STATED EXERCISE: Copy everything from "However, the positional" down to "arguments, if passed." in the text on keyword indexing, substituting "primary index" for "positional index" wherever it appears.

## BEGIN SUPPLIED TEXT

However, the positional index ``d[1,2:3]`` is not accepted by the dictionary, because
there's no way to transform the positional index into a final index, as the slice object is
unhashable. The positional index is what is currently known as the ``index`` parameter in
``__getitem__``. Nevertheless, nothing prevents to construct a dictionary-like class that
creates the final index by e.g. converting the positional index to a string.
The new proposal extends the current status quo, and grants more flexibility to
create the _final_ index via an enhanced syntax that combines the positional index
and keyword arguments, if passed.
The above brings an important point across. Keyword arguments, in the context of the index
operation, may be used to take indexing decisions to obtain the final index, and therefore
will have to accept values that are unconventional for functions. See for
example use case 1, where a slice is accepted.
The new notation will make all of the following valid notation:
::
>>> a[1] # Current case, single index
>>> a[1, 2] # Current case, multiple indexes
>>> a[1, 2:5] # Current case, slicing.
>>> a[3, R=3, K=4] # New case. Single index, and keyword arguments
>>> a[K=3, R=2] # New case. No index with keyword arguments
>>> a[3, R=3:10, K=4] # New case. Slice in keyword argument
>>> a[3, R=..., K=4] # New case. Ellipsis in keyword argument
The new notation will NOT make the following valid notation:
::
>>> a[] # INVALID. No index and no keyword arguments.
It is worth stressing out that none of what is proposed in this PEP will change
the behavior of the current core classes that use indexing. Adding keywords to
the index operation for custom classes is not the same as modifying e.g. the
standard dict type to handle keyword arguments. In fact, dict (as well as list and other
stdlib classes with indexing semantics) will remain the same and will continue
not to accept keyword arguments.

## END SUPPLIED TEXT
## BEGIN DATA SECTION

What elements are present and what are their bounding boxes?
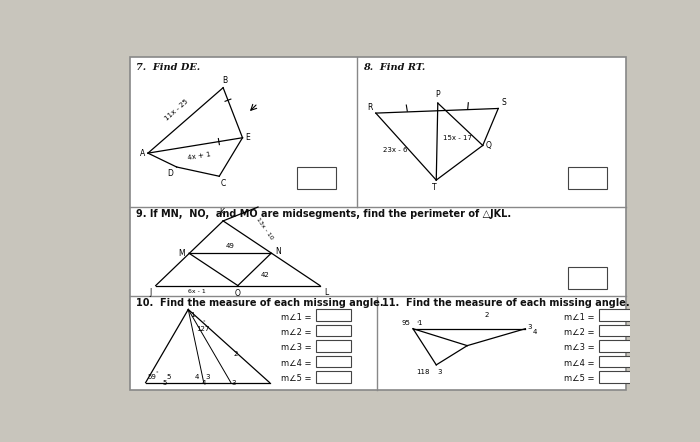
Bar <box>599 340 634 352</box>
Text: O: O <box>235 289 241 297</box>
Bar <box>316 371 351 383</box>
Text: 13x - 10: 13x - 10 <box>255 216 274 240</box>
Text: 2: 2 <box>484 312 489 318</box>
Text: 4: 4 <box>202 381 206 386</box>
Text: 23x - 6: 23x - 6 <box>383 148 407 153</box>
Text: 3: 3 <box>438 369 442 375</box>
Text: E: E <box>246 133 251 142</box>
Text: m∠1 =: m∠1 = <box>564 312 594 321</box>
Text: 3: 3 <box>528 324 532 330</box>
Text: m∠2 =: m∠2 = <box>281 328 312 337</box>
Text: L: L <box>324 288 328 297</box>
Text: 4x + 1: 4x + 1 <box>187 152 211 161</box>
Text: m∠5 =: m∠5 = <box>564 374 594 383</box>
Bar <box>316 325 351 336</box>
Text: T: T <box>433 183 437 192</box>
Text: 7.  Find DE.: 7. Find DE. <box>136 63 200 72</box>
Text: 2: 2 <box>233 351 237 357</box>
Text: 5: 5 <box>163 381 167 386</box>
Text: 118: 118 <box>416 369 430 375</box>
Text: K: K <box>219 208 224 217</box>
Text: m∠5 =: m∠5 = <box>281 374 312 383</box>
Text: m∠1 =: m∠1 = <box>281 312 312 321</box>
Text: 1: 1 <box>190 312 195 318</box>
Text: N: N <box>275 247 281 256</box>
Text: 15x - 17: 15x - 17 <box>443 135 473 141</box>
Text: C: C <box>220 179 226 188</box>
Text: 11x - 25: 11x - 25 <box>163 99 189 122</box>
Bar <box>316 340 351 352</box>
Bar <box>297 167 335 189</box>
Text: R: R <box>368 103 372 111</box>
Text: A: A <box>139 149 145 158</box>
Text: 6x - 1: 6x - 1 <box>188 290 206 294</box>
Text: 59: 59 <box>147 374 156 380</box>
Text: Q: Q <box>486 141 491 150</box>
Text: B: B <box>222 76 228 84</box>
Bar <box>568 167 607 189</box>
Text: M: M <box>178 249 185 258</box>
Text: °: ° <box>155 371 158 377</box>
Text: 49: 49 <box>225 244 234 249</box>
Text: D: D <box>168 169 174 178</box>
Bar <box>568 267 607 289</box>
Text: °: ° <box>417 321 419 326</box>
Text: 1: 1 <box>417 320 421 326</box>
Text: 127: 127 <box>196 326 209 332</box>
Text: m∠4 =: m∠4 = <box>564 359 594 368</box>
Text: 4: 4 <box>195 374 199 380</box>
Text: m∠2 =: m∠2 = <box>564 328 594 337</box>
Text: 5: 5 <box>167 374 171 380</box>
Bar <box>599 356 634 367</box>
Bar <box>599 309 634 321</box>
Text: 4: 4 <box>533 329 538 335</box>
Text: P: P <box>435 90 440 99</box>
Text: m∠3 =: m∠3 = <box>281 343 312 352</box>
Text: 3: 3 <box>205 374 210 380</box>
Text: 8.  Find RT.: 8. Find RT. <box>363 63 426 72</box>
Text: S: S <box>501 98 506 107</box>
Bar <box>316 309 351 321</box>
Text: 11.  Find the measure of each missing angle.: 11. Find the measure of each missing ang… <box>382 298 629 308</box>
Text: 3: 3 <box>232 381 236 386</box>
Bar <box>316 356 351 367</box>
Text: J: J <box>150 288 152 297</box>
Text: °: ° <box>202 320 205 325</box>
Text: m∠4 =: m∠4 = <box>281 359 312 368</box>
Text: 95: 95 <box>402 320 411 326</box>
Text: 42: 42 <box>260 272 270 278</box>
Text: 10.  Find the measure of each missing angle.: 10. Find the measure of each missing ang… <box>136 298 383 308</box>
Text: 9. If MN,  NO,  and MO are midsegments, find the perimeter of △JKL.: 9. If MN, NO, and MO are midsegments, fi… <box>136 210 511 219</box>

## END DATA SECTION

OUTPUT OF THE TASK:
However, the primary index ``d[1,2:3]`` is not accepted by the dictionary, because
there's no way to transform the primary index into a final index, as the slice object is
unhashable. The primary index is what is currently known as the ``index`` parameter in
``__getitem__``. Nevertheless, nothing prevents to construct a dictionary-like class that
creates the final index by e.g. converting the primary index to a string.
The new proposal extends the current status quo, and grants more flexibility to
create the _final_ index via an enhanced syntax that combines the primary index
and keyword arguments, if passed.